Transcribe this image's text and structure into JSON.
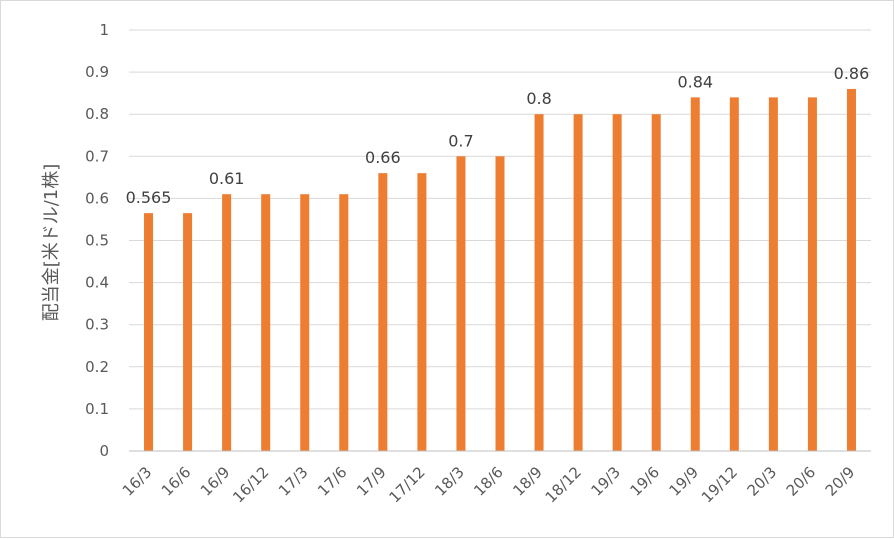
{
  "chart_data": {
    "type": "bar",
    "ylabel": "配当金[米ドル/1株]",
    "xlabel": "",
    "title": "",
    "ylim": [
      0,
      1
    ],
    "yticks": [
      "0",
      "0.1",
      "0.2",
      "0.3",
      "0.4",
      "0.5",
      "0.6",
      "0.7",
      "0.8",
      "0.9",
      "1"
    ],
    "grid": true,
    "legend": "none",
    "bar_color": "#ED7D31",
    "categories": [
      "16/3",
      "16/6",
      "16/9",
      "16/12",
      "17/3",
      "17/6",
      "17/9",
      "17/12",
      "18/3",
      "18/6",
      "18/9",
      "18/12",
      "19/3",
      "19/6",
      "19/9",
      "19/12",
      "20/3",
      "20/6",
      "20/9"
    ],
    "values": [
      0.565,
      0.565,
      0.61,
      0.61,
      0.61,
      0.61,
      0.66,
      0.66,
      0.7,
      0.7,
      0.8,
      0.8,
      0.8,
      0.8,
      0.84,
      0.84,
      0.84,
      0.84,
      0.86
    ],
    "data_labels": [
      "0.565",
      "",
      "0.61",
      "",
      "",
      "",
      "0.66",
      "",
      "0.7",
      "",
      "0.8",
      "",
      "",
      "",
      "0.84",
      "",
      "",
      "",
      "0.86"
    ]
  }
}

- BRIEF:
Pictures in the records above are not copied; print everything else exactly.

- ANSWER TO THIS PROBLEM:
Transcribe this image's text and structure into JSON.
{
  "chart_data": {
    "type": "bar",
    "ylabel": "配当金[米ドル/1株]",
    "xlabel": "",
    "title": "",
    "ylim": [
      0,
      1
    ],
    "yticks": [
      "0",
      "0.1",
      "0.2",
      "0.3",
      "0.4",
      "0.5",
      "0.6",
      "0.7",
      "0.8",
      "0.9",
      "1"
    ],
    "grid": true,
    "legend": "none",
    "bar_color": "#ED7D31",
    "categories": [
      "16/3",
      "16/6",
      "16/9",
      "16/12",
      "17/3",
      "17/6",
      "17/9",
      "17/12",
      "18/3",
      "18/6",
      "18/9",
      "18/12",
      "19/3",
      "19/6",
      "19/9",
      "19/12",
      "20/3",
      "20/6",
      "20/9"
    ],
    "values": [
      0.565,
      0.565,
      0.61,
      0.61,
      0.61,
      0.61,
      0.66,
      0.66,
      0.7,
      0.7,
      0.8,
      0.8,
      0.8,
      0.8,
      0.84,
      0.84,
      0.84,
      0.84,
      0.86
    ],
    "data_labels": [
      "0.565",
      "",
      "0.61",
      "",
      "",
      "",
      "0.66",
      "",
      "0.7",
      "",
      "0.8",
      "",
      "",
      "",
      "0.84",
      "",
      "",
      "",
      "0.86"
    ]
  }
}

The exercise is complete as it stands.